-- Objective --
Examine the entries and show every line in which the word "text" is found.

-- Records provided --
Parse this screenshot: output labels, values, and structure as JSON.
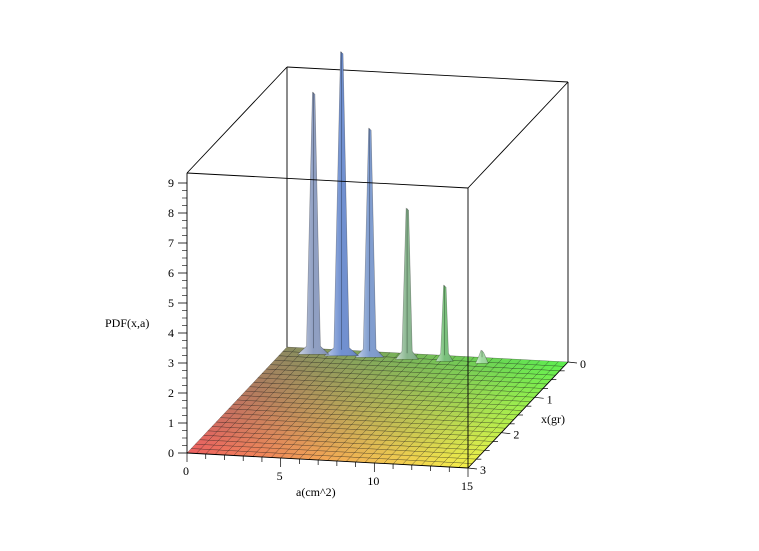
{
  "chart_data": {
    "type": "surface3d",
    "title": "",
    "axes": {
      "a": {
        "label": "a(cm^2)",
        "range": [
          0,
          15
        ],
        "ticks": [
          0,
          5,
          10,
          15
        ]
      },
      "x": {
        "label": "x(gr)",
        "range": [
          0,
          3
        ],
        "ticks": [
          0,
          1,
          2,
          3
        ]
      },
      "z": {
        "label": "PDF(x,a)",
        "range": [
          0,
          9
        ],
        "ticks": [
          0,
          1,
          2,
          3,
          4,
          5,
          6,
          7,
          8,
          9
        ]
      }
    },
    "peaks": [
      {
        "a": 1.5,
        "x": 0.05,
        "height": 8.6,
        "color": "#8e9ec2"
      },
      {
        "a": 3.0,
        "x": 0.05,
        "height": 10.0,
        "color": "#6f8fd0"
      },
      {
        "a": 4.5,
        "x": 0.05,
        "height": 7.5,
        "color": "#7f9ccf"
      },
      {
        "a": 6.5,
        "x": 0.05,
        "height": 4.9,
        "color": "#88b58e"
      },
      {
        "a": 8.5,
        "x": 0.05,
        "height": 2.4,
        "color": "#78c07a"
      },
      {
        "a": 10.5,
        "x": 0.05,
        "height": 0.3,
        "color": "#9fd89f"
      }
    ],
    "floor_colors": {
      "a0x3": "#f06060",
      "a15x3": "#f6f04a",
      "a0x0": "#8a8a60",
      "a15x0": "#5cf050"
    },
    "grid": true,
    "box": true
  }
}
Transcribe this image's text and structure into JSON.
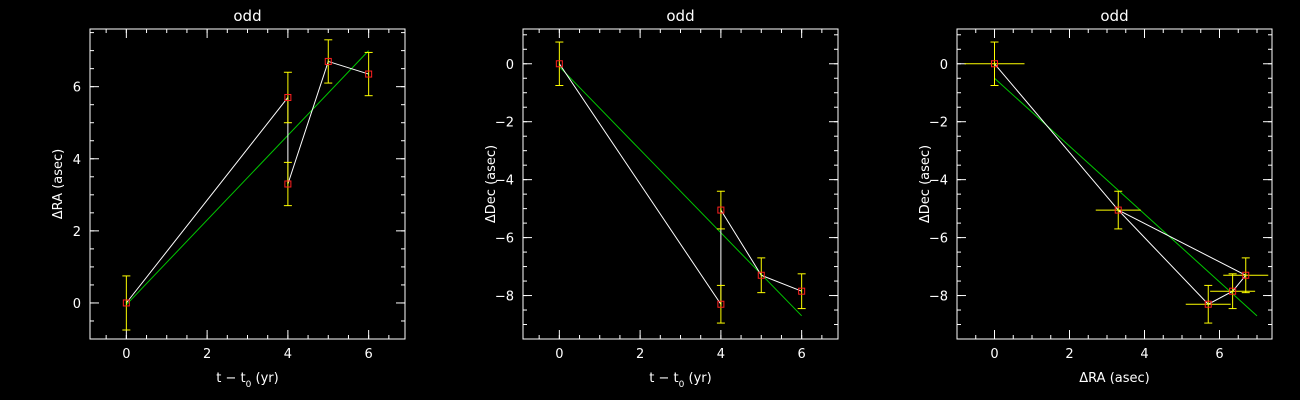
{
  "chart_data": [
    {
      "type": "scatter",
      "title": "odd",
      "xlabel": "t − t",
      "xlabel_sub": "0",
      "xlabel_unit": " (yr)",
      "ylabel": "ΔRA (asec)",
      "xlim": [
        -0.9,
        6.9
      ],
      "ylim": [
        -1.0,
        7.6
      ],
      "xticks": [
        0,
        2,
        4,
        6
      ],
      "yticks": [
        0,
        2,
        4,
        6
      ],
      "x_minor_step": 0.5,
      "y_minor_step": 0.5,
      "points": [
        {
          "x": 0,
          "y": 0.0,
          "yerr": 0.75
        },
        {
          "x": 4,
          "y": 5.7,
          "yerr": 0.7
        },
        {
          "x": 4,
          "y": 3.3,
          "yerr": 0.6
        },
        {
          "x": 5,
          "y": 6.7,
          "yerr": 0.6
        },
        {
          "x": 6,
          "y": 6.35,
          "yerr": 0.6
        }
      ],
      "connect_order": [
        0,
        1,
        2,
        3,
        4
      ],
      "fit_line": {
        "x": [
          0,
          6
        ],
        "y": [
          -0.05,
          7.0
        ]
      },
      "colors": {
        "marker": "#ff2020",
        "errorbar": "#ffff00",
        "connector": "#ffffff",
        "fit": "#00c800",
        "axes": "#ffffff"
      }
    },
    {
      "type": "scatter",
      "title": "odd",
      "xlabel": "t − t",
      "xlabel_sub": "0",
      "xlabel_unit": " (yr)",
      "ylabel": "ΔDec (asec)",
      "xlim": [
        -0.9,
        6.9
      ],
      "ylim": [
        -9.5,
        1.2
      ],
      "xticks": [
        0,
        2,
        4,
        6
      ],
      "yticks": [
        0,
        -2,
        -4,
        -6,
        -8
      ],
      "x_minor_step": 0.5,
      "y_minor_step": 0.5,
      "points": [
        {
          "x": 0,
          "y": 0.0,
          "yerr": 0.75
        },
        {
          "x": 4,
          "y": -8.3,
          "yerr": 0.65
        },
        {
          "x": 4,
          "y": -5.05,
          "yerr": 0.65
        },
        {
          "x": 5,
          "y": -7.3,
          "yerr": 0.6
        },
        {
          "x": 6,
          "y": -7.85,
          "yerr": 0.6
        }
      ],
      "connect_order": [
        0,
        1,
        2,
        3,
        4
      ],
      "fit_line": {
        "x": [
          0,
          6
        ],
        "y": [
          -0.1,
          -8.7
        ]
      },
      "colors": {
        "marker": "#ff2020",
        "errorbar": "#ffff00",
        "connector": "#ffffff",
        "fit": "#00c800",
        "axes": "#ffffff"
      }
    },
    {
      "type": "scatter",
      "title": "odd",
      "xlabel": "ΔRA (asec)",
      "xlabel_sub": "",
      "xlabel_unit": "",
      "ylabel": "ΔDec (asec)",
      "xlim": [
        -1.0,
        7.4
      ],
      "ylim": [
        -9.5,
        1.2
      ],
      "xticks": [
        0,
        2,
        4,
        6
      ],
      "yticks": [
        0,
        -2,
        -4,
        -6,
        -8
      ],
      "x_minor_step": 0.5,
      "y_minor_step": 0.5,
      "points": [
        {
          "x": 0.0,
          "y": 0.0,
          "xerr": 0.8,
          "yerr": 0.75
        },
        {
          "x": 3.3,
          "y": -5.05,
          "xerr": 0.6,
          "yerr": 0.65
        },
        {
          "x": 5.7,
          "y": -8.3,
          "xerr": 0.6,
          "yerr": 0.65
        },
        {
          "x": 6.35,
          "y": -7.85,
          "xerr": 0.6,
          "yerr": 0.6
        },
        {
          "x": 6.7,
          "y": -7.3,
          "xerr": 0.6,
          "yerr": 0.6
        }
      ],
      "connect_order": [
        0,
        1,
        2,
        3,
        4,
        1
      ],
      "fit_line": {
        "x": [
          0,
          7.0
        ],
        "y": [
          -0.5,
          -8.7
        ]
      },
      "colors": {
        "marker": "#ff2020",
        "errorbar": "#ffff00",
        "connector": "#ffffff",
        "fit": "#00c800",
        "axes": "#ffffff"
      }
    }
  ]
}
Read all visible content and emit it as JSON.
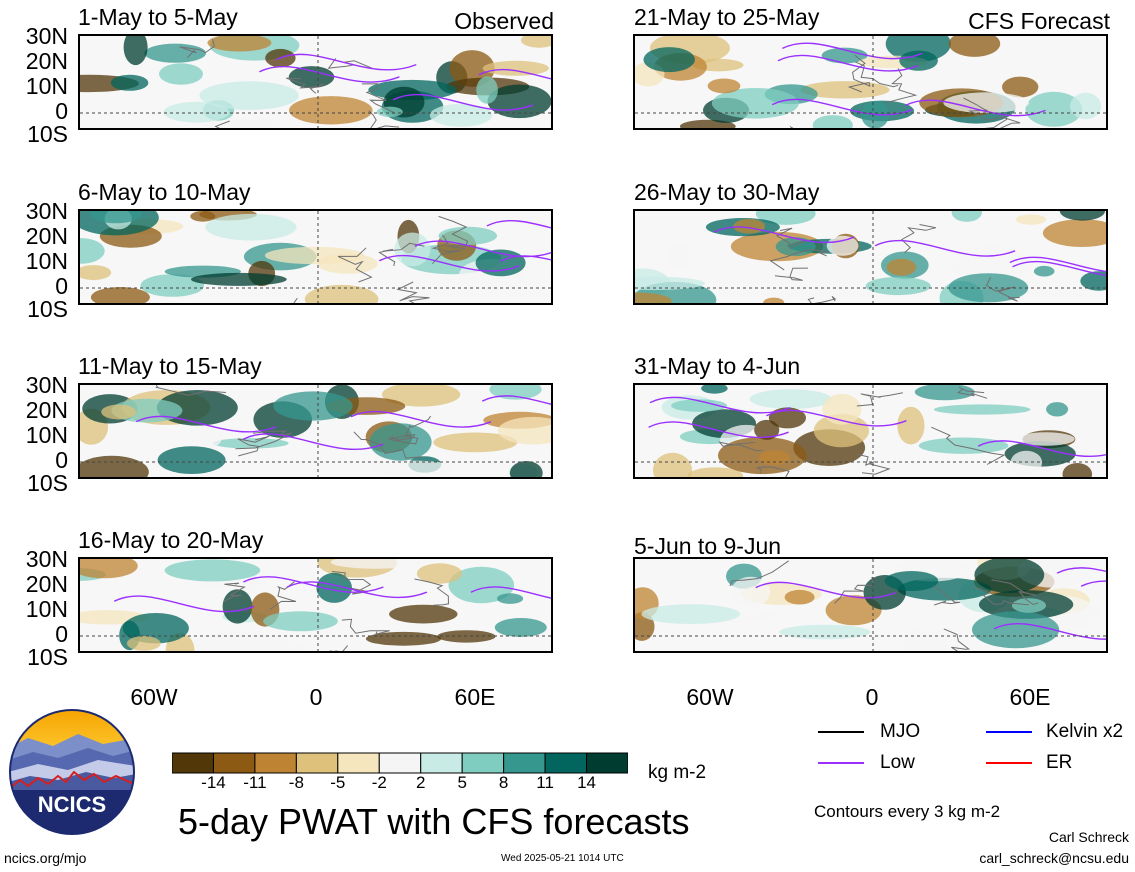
{
  "header": {
    "observed_label": "Observed",
    "forecast_label": "CFS Forecast"
  },
  "panels": [
    {
      "title": "1-May to 5-May",
      "column": "observed"
    },
    {
      "title": "6-May to 10-May",
      "column": "observed"
    },
    {
      "title": "11-May to 15-May",
      "column": "observed"
    },
    {
      "title": "16-May to 20-May",
      "column": "observed"
    },
    {
      "title": "21-May to 25-May",
      "column": "forecast"
    },
    {
      "title": "26-May to 30-May",
      "column": "forecast"
    },
    {
      "title": "31-May to 4-Jun",
      "column": "forecast"
    },
    {
      "title": "5-Jun to 9-Jun",
      "column": "forecast"
    }
  ],
  "axes": {
    "lat_labels": [
      "30N",
      "20N",
      "10N",
      "0",
      "10S"
    ],
    "lon_labels": [
      "60W",
      "0",
      "60E"
    ]
  },
  "colorbar": {
    "labels": [
      "-14",
      "-11",
      "-8",
      "-5",
      "-2",
      "2",
      "5",
      "8",
      "11",
      "14"
    ],
    "colors": [
      "#523709",
      "#8c5a13",
      "#bf8433",
      "#dec27c",
      "#f5e6bd",
      "#f5f5f5",
      "#c8ebe5",
      "#7fcdc0",
      "#36978f",
      "#02665e",
      "#003c30"
    ],
    "units": "kg m-2"
  },
  "legend": {
    "items": [
      {
        "label": "MJO",
        "color": "#000000"
      },
      {
        "label": "Kelvin x2",
        "color": "#0000ff"
      },
      {
        "label": "Low",
        "color": "#9b30ff"
      },
      {
        "label": "ER",
        "color": "#ff0000"
      }
    ],
    "contour_note": "Contours every 3 kg m-2"
  },
  "title": "5-day PWAT with CFS forecasts",
  "logo": {
    "text": "NCICS"
  },
  "footer": {
    "url": "ncics.org/mjo",
    "timestamp": "Wed 2025-05-21 1014 UTC",
    "author": "Carl Schreck",
    "email": "carl_schreck@ncsu.edu"
  }
}
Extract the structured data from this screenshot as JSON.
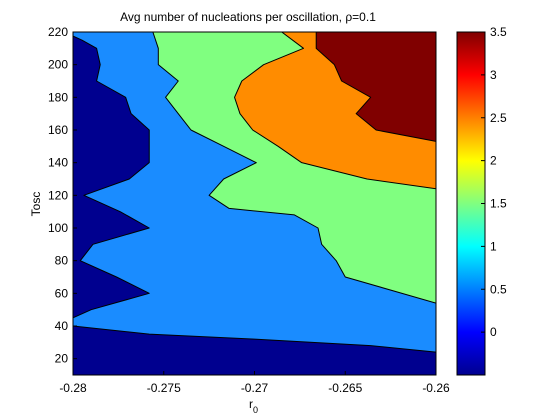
{
  "chart_data": {
    "type": "contourf",
    "title": "Avg number of nucleations per oscillation, ρ=0.1",
    "xlabel": "r",
    "xlabel_subscript": "0",
    "ylabel": "Tosc",
    "xlim": [
      -0.28,
      -0.26
    ],
    "ylim": [
      10,
      220
    ],
    "xticks": [
      "-0.28",
      "-0.275",
      "-0.27",
      "-0.265",
      "-0.26"
    ],
    "yticks": [
      "20",
      "40",
      "60",
      "80",
      "100",
      "120",
      "140",
      "160",
      "180",
      "200",
      "220"
    ],
    "colorbar": {
      "range": [
        -0.5,
        3.5
      ],
      "ticks": [
        "0",
        "0.5",
        "1",
        "1.5",
        "2",
        "2.5",
        "3",
        "3.5"
      ],
      "colormap": "jet"
    },
    "levels": [
      {
        "value": 0,
        "color": "#00008f",
        "boundary": []
      },
      {
        "value": 1,
        "color": "#1a8cff",
        "boundary": [
          [
            -0.28,
            40
          ],
          [
            -0.2758,
            35
          ],
          [
            -0.27,
            32
          ],
          [
            -0.2636,
            28
          ],
          [
            -0.26,
            24
          ],
          [
            -0.26,
            210
          ],
          [
            -0.2616,
            219
          ],
          [
            -0.2738,
            220
          ],
          [
            -0.2805,
            220
          ],
          [
            -0.2795,
            215
          ],
          [
            -0.2787,
            210
          ],
          [
            -0.2785,
            200
          ],
          [
            -0.2787,
            190
          ],
          [
            -0.2771,
            180
          ],
          [
            -0.2768,
            170
          ],
          [
            -0.2758,
            160
          ],
          [
            -0.2758,
            150
          ],
          [
            -0.2758,
            140
          ],
          [
            -0.2769,
            130
          ],
          [
            -0.2794,
            120
          ],
          [
            -0.2774,
            110
          ],
          [
            -0.2758,
            100
          ],
          [
            -0.2789,
            90
          ],
          [
            -0.2796,
            80
          ],
          [
            -0.2776,
            70
          ],
          [
            -0.2758,
            60
          ],
          [
            -0.279,
            50
          ],
          [
            -0.28,
            45
          ]
        ]
      },
      {
        "value": 1.5,
        "color": "#80ff80",
        "boundary": [
          [
            -0.26,
            54
          ],
          [
            -0.265,
            70
          ],
          [
            -0.2655,
            80
          ],
          [
            -0.2663,
            90
          ],
          [
            -0.2665,
            100
          ],
          [
            -0.2678,
            108
          ],
          [
            -0.2714,
            112
          ],
          [
            -0.2725,
            120
          ],
          [
            -0.2717,
            130
          ],
          [
            -0.2699,
            140
          ],
          [
            -0.2717,
            150
          ],
          [
            -0.2735,
            160
          ],
          [
            -0.2742,
            170
          ],
          [
            -0.2749,
            180
          ],
          [
            -0.2742,
            190
          ],
          [
            -0.2753,
            200
          ],
          [
            -0.2753,
            210
          ],
          [
            -0.2756,
            220
          ],
          [
            -0.26,
            220
          ]
        ]
      },
      {
        "value": 2.5,
        "color": "#ff8c00",
        "boundary": [
          [
            -0.26,
            124
          ],
          [
            -0.2638,
            130
          ],
          [
            -0.2674,
            140
          ],
          [
            -0.2687,
            150
          ],
          [
            -0.2701,
            160
          ],
          [
            -0.2708,
            170
          ],
          [
            -0.2711,
            180
          ],
          [
            -0.2707,
            190
          ],
          [
            -0.2695,
            200
          ],
          [
            -0.2673,
            210
          ],
          [
            -0.2685,
            220
          ],
          [
            -0.26,
            220
          ]
        ]
      },
      {
        "value": 3.5,
        "color": "#800000",
        "boundary": [
          [
            -0.26,
            153
          ],
          [
            -0.2633,
            160
          ],
          [
            -0.2644,
            170
          ],
          [
            -0.2636,
            180
          ],
          [
            -0.2652,
            190
          ],
          [
            -0.2656,
            200
          ],
          [
            -0.2666,
            210
          ],
          [
            -0.2666,
            220
          ],
          [
            -0.26,
            220
          ]
        ]
      }
    ]
  }
}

-- Solved exercise --
Transcribe this image's text and structure into JSON.
    "text": "NCICS"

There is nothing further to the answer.